(Saved entries)
►

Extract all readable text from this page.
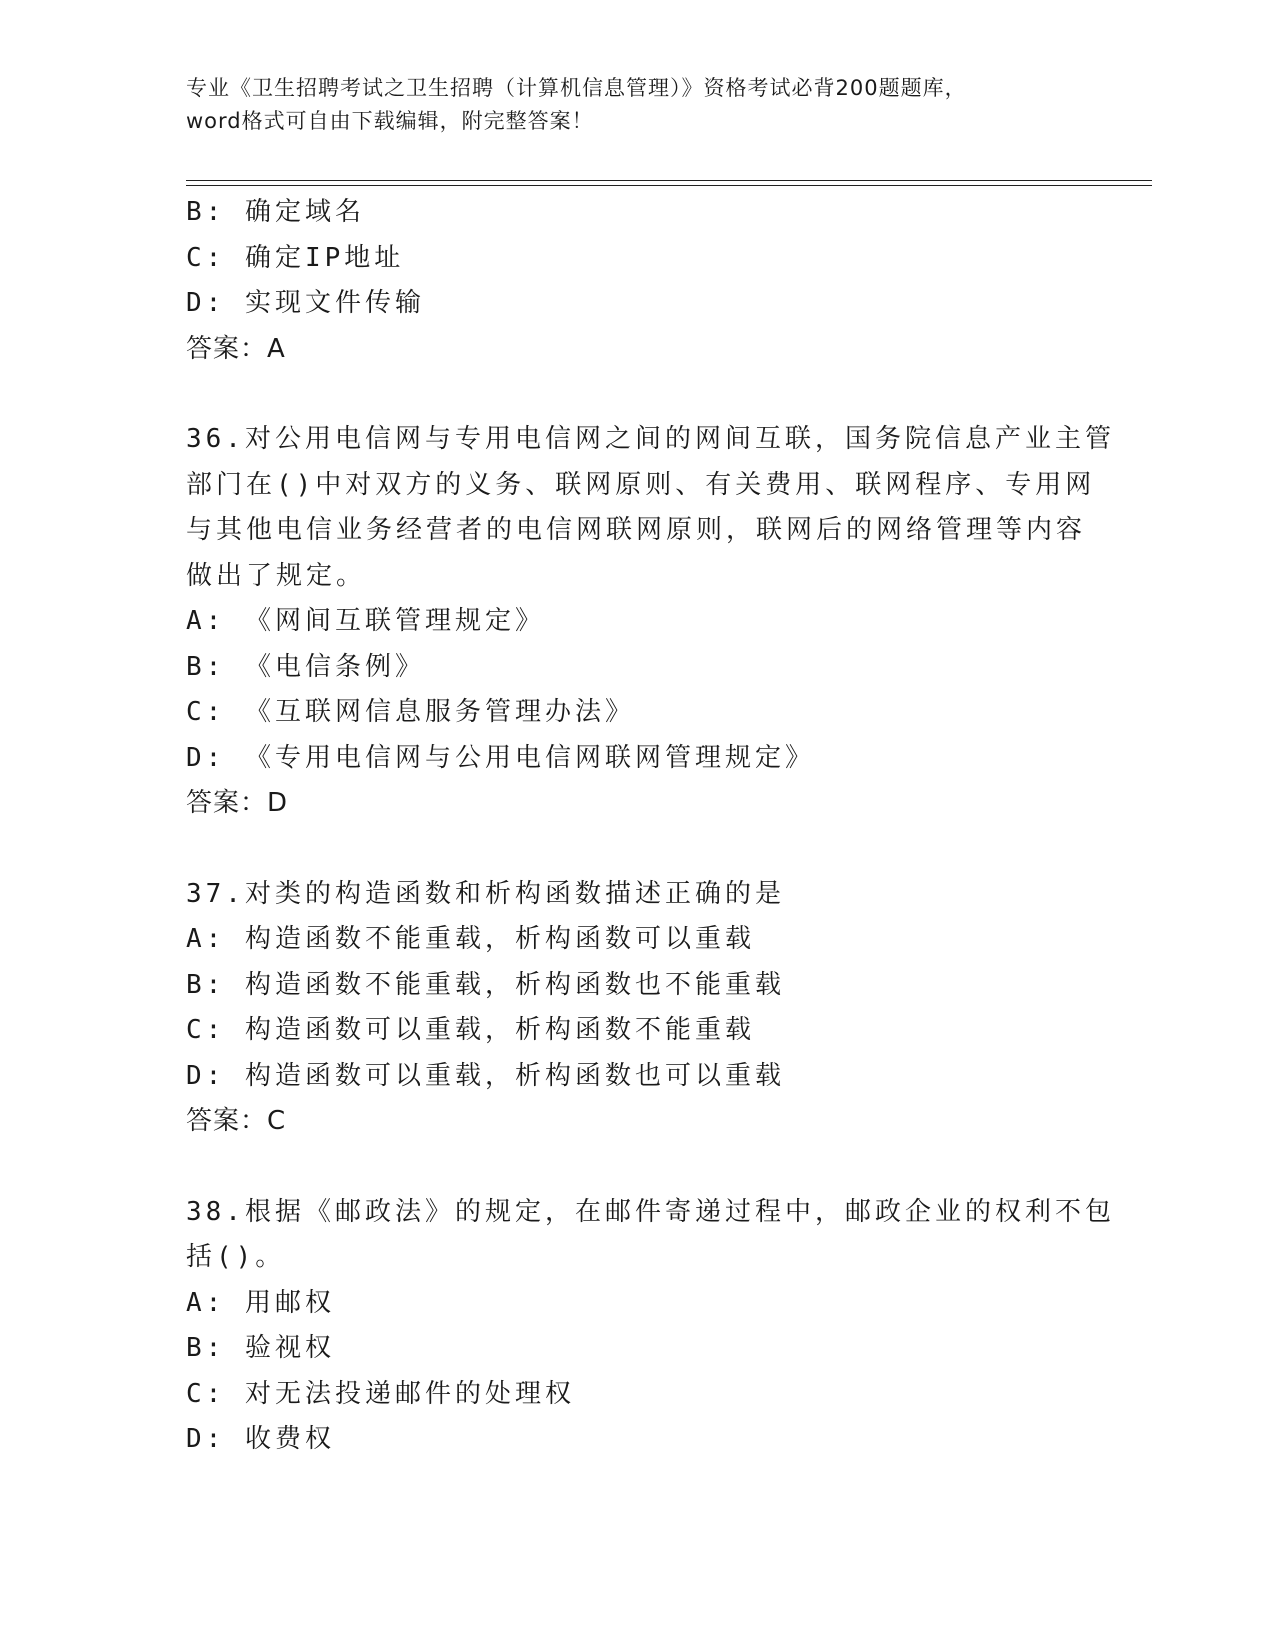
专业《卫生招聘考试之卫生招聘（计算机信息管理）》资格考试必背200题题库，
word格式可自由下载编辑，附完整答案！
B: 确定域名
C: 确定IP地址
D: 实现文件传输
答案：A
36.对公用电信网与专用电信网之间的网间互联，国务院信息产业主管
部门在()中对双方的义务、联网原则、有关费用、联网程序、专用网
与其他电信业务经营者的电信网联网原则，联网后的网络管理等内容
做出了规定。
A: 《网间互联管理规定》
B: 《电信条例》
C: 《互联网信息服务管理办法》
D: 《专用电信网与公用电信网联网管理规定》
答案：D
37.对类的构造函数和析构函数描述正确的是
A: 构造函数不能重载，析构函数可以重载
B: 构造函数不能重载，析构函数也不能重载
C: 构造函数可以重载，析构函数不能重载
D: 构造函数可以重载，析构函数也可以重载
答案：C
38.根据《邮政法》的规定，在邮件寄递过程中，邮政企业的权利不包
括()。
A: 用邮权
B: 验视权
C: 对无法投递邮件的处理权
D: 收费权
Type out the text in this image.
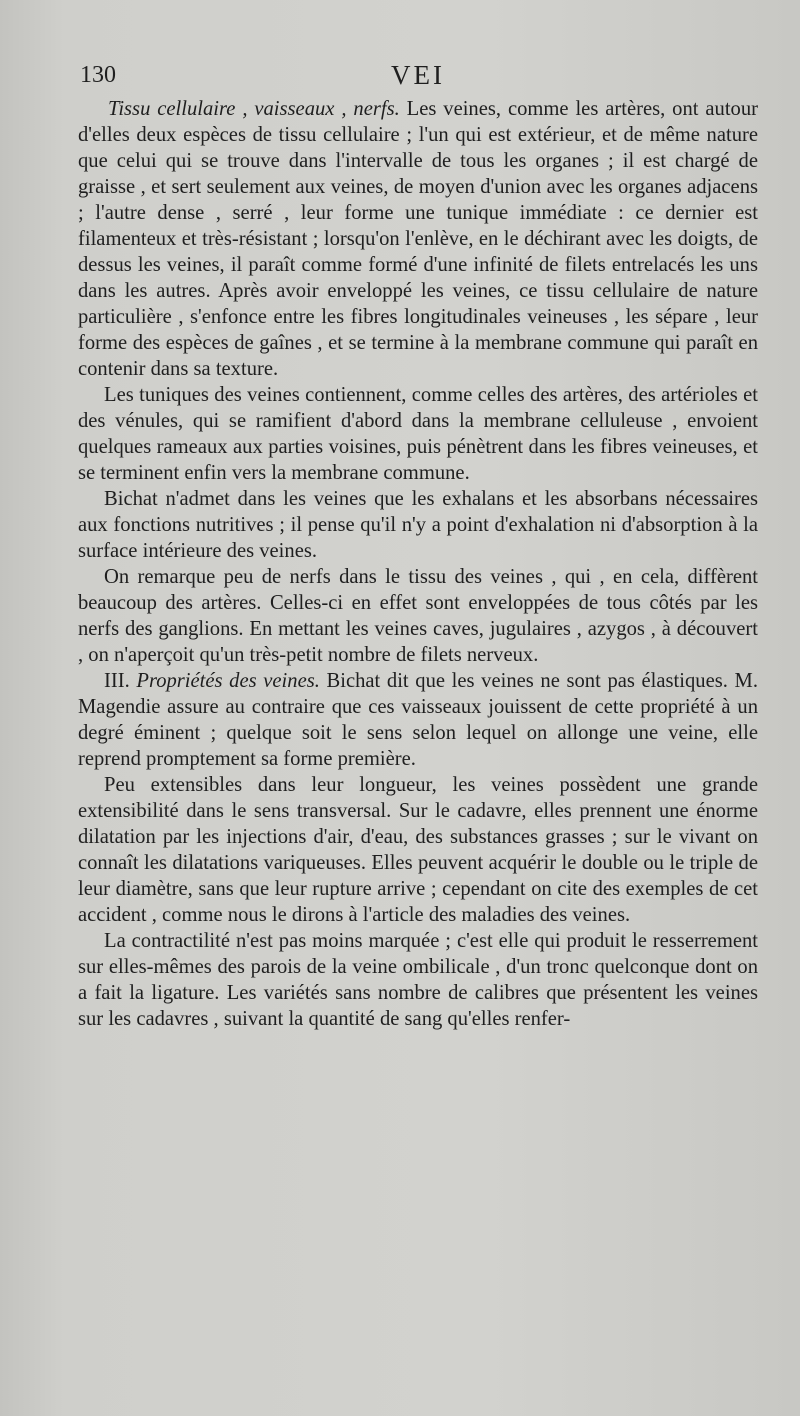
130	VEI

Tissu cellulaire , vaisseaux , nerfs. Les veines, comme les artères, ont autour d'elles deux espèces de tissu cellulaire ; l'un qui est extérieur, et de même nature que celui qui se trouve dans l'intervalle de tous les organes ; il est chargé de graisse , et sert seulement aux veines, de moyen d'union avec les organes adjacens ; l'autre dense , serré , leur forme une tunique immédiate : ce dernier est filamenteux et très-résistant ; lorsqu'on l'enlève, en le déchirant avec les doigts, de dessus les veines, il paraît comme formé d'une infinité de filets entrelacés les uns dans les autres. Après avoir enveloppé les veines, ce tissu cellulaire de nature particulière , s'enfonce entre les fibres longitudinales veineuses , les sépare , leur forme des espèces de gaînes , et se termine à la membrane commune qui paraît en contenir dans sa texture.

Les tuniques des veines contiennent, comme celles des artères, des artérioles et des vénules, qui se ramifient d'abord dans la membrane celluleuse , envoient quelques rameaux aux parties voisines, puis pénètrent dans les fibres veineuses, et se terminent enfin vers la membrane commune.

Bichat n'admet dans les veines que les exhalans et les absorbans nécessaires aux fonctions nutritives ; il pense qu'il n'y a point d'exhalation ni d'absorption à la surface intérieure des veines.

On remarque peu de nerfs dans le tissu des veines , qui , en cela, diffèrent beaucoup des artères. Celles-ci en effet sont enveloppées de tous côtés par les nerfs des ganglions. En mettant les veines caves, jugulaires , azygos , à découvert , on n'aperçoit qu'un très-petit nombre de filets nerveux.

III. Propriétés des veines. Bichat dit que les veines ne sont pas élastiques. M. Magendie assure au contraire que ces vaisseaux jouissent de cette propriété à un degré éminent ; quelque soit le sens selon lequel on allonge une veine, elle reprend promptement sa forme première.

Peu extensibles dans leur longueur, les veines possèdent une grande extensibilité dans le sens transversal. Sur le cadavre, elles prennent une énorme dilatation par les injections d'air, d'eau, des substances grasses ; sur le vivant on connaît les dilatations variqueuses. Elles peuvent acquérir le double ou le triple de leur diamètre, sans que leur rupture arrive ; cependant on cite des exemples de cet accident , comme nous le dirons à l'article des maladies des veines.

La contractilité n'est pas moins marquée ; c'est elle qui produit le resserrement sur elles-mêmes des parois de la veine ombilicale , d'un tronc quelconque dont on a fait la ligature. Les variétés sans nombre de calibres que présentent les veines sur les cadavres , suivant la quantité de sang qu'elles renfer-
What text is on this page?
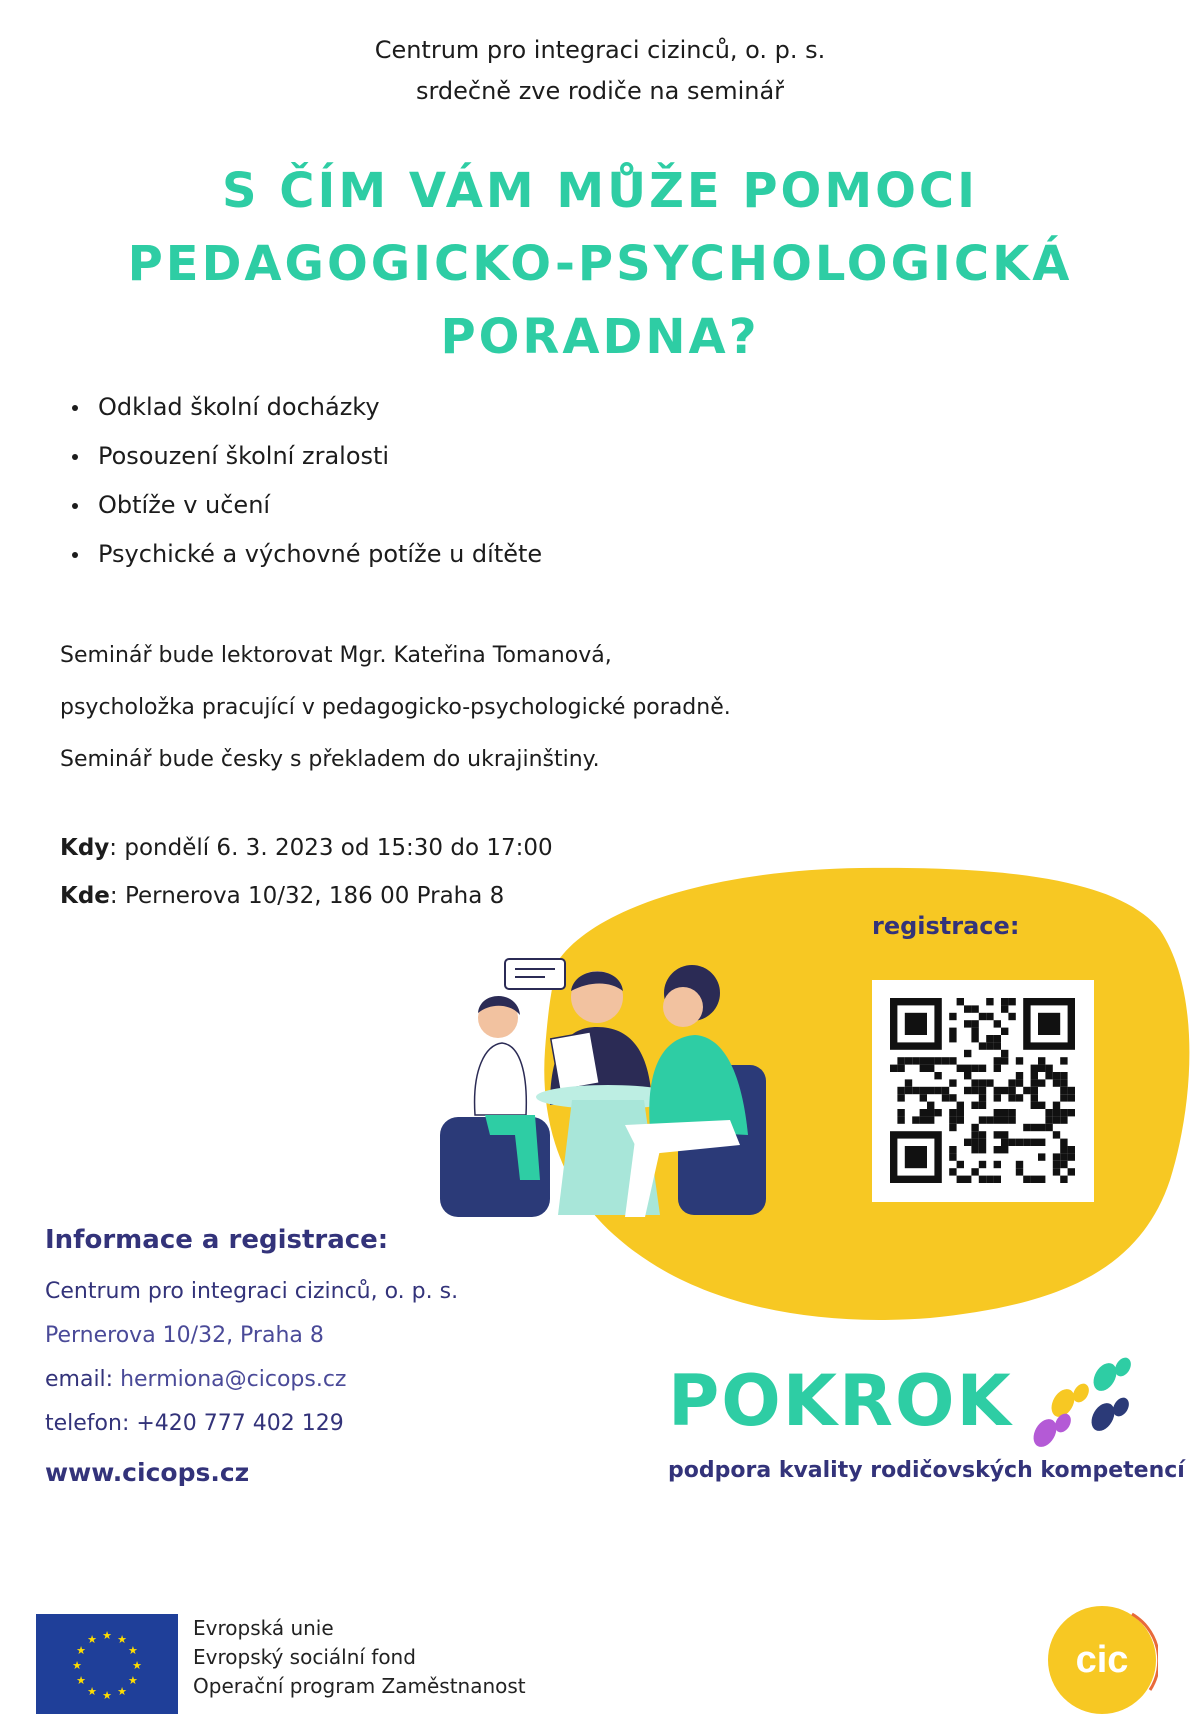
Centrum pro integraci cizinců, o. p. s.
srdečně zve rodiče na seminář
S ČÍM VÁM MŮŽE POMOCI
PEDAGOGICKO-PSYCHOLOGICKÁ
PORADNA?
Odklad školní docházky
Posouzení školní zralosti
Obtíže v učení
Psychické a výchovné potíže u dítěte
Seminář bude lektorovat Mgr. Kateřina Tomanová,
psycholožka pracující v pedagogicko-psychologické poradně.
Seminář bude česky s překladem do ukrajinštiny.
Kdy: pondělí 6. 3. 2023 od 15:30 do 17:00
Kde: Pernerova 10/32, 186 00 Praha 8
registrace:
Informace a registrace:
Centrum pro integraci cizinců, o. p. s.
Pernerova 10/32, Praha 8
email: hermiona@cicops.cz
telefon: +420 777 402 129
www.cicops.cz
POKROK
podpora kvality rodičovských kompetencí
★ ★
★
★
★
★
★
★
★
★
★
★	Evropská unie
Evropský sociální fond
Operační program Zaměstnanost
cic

◄

What needs to be done: Find the line that contains "What text is on this page?", then write out that line and every line after it through the end of the records, exactly. Leave the pictures out.

Solution to the problem:
What text is on this page?
Centrum pro integraci cizinců, o. p. s.
srdečně zve rodiče na seminář
S ČÍM VÁM MŮŽE POMOCI
PEDAGOGICKO-PSYCHOLOGICKÁ
PORADNA?
Odklad školní docházky
Posouzení školní zralosti
Obtíže v učení
Psychické a výchovné potíže u dítěte
Seminář bude lektorovat Mgr. Kateřina Tomanová,
psycholožka pracující v pedagogicko-psychologické poradně.
Seminář bude česky s překladem do ukrajinštiny.
Kdy: pondělí 6. 3. 2023 od 15:30 do 17:00
Kde: Pernerova 10/32, 186 00 Praha 8
registrace:
Informace a registrace:
Centrum pro integraci cizinců, o. p. s.
Pernerova 10/32, Praha 8
email: hermiona@cicops.cz
telefon: +420 777 402 129
www.cicops.cz
POKROK
podpora kvality rodičovských kompetencí
★ ★
★
★
★
★
★
★
★
★
★
★	Evropská unie
Evropský sociální fond
Operační program Zaměstnanost
cic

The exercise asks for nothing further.